**Exercise brief**
Extract all lines that hold "либо" from the records below.

**Given records**
** Begin **

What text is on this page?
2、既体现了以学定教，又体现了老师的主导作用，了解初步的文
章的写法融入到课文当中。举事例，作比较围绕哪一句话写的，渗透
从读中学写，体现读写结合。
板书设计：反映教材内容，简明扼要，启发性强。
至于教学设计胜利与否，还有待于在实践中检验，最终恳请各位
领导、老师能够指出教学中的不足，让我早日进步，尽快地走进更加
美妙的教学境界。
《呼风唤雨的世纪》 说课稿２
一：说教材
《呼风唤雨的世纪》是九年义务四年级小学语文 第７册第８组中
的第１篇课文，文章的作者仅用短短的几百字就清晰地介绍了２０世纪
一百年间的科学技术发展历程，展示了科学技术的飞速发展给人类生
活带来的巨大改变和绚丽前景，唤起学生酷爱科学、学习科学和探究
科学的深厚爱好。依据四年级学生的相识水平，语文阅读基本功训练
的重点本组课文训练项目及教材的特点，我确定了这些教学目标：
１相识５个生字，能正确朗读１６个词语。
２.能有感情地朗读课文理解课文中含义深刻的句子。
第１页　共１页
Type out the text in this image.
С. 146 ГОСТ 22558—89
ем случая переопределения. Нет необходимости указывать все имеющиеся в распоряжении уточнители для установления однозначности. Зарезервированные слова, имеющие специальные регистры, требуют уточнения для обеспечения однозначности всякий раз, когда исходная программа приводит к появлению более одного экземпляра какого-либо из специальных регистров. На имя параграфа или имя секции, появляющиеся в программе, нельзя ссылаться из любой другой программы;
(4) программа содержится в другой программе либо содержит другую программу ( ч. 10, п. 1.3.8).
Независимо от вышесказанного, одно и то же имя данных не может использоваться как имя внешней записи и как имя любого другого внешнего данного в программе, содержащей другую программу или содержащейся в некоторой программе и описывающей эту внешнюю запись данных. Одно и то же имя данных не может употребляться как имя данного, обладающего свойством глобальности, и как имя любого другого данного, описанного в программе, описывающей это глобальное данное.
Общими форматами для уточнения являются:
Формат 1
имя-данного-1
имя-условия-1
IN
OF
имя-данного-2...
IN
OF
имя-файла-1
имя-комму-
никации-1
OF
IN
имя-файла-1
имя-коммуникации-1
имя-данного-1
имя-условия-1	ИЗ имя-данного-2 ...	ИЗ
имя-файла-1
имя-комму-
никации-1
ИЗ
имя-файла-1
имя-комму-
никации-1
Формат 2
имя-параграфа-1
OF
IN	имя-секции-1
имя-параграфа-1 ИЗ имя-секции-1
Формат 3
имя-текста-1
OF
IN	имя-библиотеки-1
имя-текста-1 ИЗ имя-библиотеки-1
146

** End **

**Exercise result**
ем случая переопределения. Нет необходимости указывать все имеющиеся в распоряжении уточнители для установления однозначности. Зарезервированные слова, имеющие специальные регистры, требуют уточнения для обеспечения однозначности всякий раз, когда исходная программа приводит к появлению более одного экземпляра какого-либо из специальных регистров. На имя параграфа или имя секции, появляющиеся в программе, нельзя ссылаться из любой другой программы;
(4) программа содержится в другой программе либо содержит другую программу ( ч. 10, п. 1.3.8).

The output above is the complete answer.